The problem | Copy nothing but the text: repeat each entry exactly and drop the images.

Data listing:
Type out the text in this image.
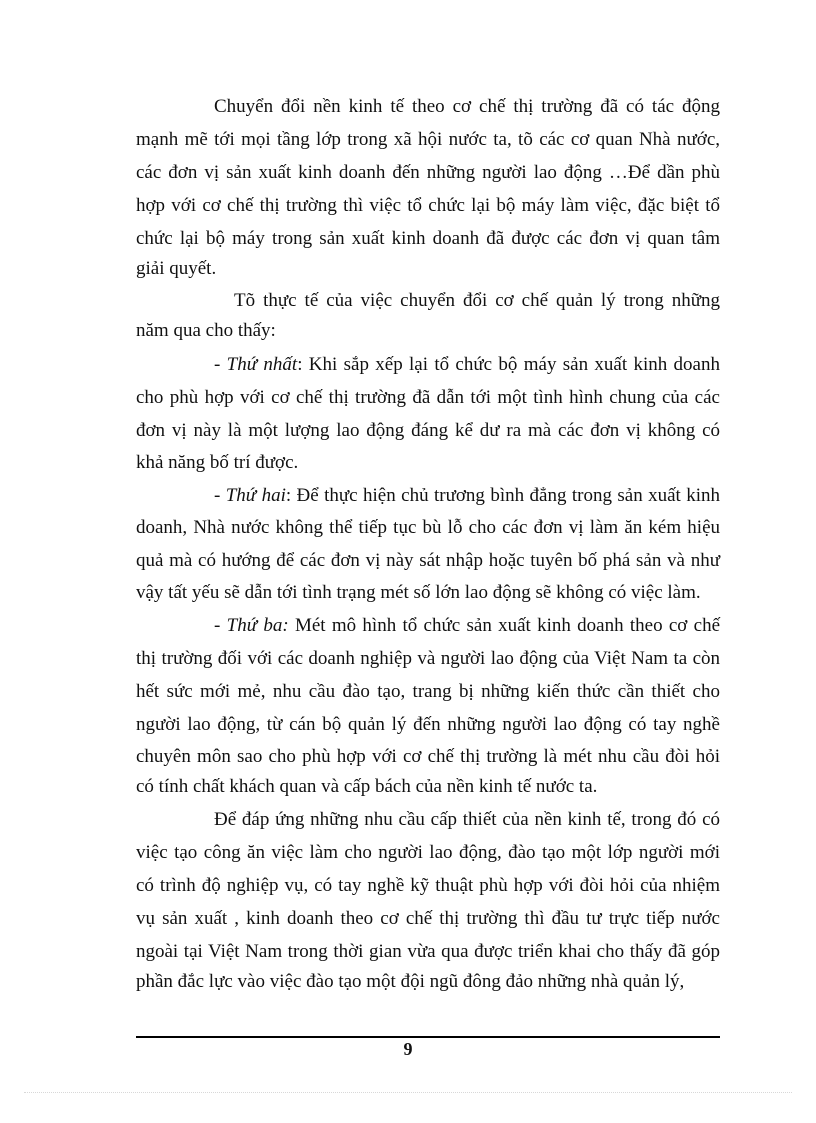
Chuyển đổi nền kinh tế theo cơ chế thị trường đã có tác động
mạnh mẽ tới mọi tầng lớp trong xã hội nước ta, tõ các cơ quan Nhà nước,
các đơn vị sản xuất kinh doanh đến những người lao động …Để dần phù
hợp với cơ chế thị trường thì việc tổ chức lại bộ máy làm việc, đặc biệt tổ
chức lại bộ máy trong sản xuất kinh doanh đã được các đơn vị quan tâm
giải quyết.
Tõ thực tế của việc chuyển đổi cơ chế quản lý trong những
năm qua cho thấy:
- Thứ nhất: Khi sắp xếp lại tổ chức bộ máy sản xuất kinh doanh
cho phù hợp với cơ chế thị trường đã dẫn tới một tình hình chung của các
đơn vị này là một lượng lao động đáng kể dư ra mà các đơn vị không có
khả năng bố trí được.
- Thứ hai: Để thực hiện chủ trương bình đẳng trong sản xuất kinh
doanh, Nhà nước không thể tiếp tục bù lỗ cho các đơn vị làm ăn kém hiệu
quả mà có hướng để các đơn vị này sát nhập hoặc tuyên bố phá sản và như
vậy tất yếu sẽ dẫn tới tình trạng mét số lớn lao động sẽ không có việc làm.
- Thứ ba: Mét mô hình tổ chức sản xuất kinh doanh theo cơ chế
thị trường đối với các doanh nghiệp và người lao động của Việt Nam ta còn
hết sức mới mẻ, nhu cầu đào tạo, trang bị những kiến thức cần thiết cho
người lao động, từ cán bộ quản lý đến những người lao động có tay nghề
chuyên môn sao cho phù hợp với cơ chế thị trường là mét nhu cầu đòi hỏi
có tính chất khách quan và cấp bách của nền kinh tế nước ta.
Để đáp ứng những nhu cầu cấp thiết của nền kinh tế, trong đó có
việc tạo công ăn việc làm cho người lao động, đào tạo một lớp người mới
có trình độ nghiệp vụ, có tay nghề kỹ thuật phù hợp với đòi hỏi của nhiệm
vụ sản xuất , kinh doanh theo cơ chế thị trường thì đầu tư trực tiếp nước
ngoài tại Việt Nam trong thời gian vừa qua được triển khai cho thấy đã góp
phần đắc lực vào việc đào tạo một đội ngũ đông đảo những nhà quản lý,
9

Result of this exercise |
Type out the text in this image.
Chuyển đổi nền kinh tế theo cơ chế thị trường đã có tác động
mạnh mẽ tới mọi tầng lớp trong xã hội nước ta, tõ các cơ quan Nhà nước,
các đơn vị sản xuất kinh doanh đến những người lao động …Để dần phù
hợp với cơ chế thị trường thì việc tổ chức lại bộ máy làm việc, đặc biệt tổ
chức lại bộ máy trong sản xuất kinh doanh đã được các đơn vị quan tâm
giải quyết.
Tõ thực tế của việc chuyển đổi cơ chế quản lý trong những
năm qua cho thấy:
- Thứ nhất: Khi sắp xếp lại tổ chức bộ máy sản xuất kinh doanh
cho phù hợp với cơ chế thị trường đã dẫn tới một tình hình chung của các
đơn vị này là một lượng lao động đáng kể dư ra mà các đơn vị không có
khả năng bố trí được.
- Thứ hai: Để thực hiện chủ trương bình đẳng trong sản xuất kinh
doanh, Nhà nước không thể tiếp tục bù lỗ cho các đơn vị làm ăn kém hiệu
quả mà có hướng để các đơn vị này sát nhập hoặc tuyên bố phá sản và như
vậy tất yếu sẽ dẫn tới tình trạng mét số lớn lao động sẽ không có việc làm.
- Thứ ba: Mét mô hình tổ chức sản xuất kinh doanh theo cơ chế
thị trường đối với các doanh nghiệp và người lao động của Việt Nam ta còn
hết sức mới mẻ, nhu cầu đào tạo, trang bị những kiến thức cần thiết cho
người lao động, từ cán bộ quản lý đến những người lao động có tay nghề
chuyên môn sao cho phù hợp với cơ chế thị trường là mét nhu cầu đòi hỏi
có tính chất khách quan và cấp bách của nền kinh tế nước ta.
Để đáp ứng những nhu cầu cấp thiết của nền kinh tế, trong đó có
việc tạo công ăn việc làm cho người lao động, đào tạo một lớp người mới
có trình độ nghiệp vụ, có tay nghề kỹ thuật phù hợp với đòi hỏi của nhiệm
vụ sản xuất , kinh doanh theo cơ chế thị trường thì đầu tư trực tiếp nước
ngoài tại Việt Nam trong thời gian vừa qua được triển khai cho thấy đã góp
phần đắc lực vào việc đào tạo một đội ngũ đông đảo những nhà quản lý,
9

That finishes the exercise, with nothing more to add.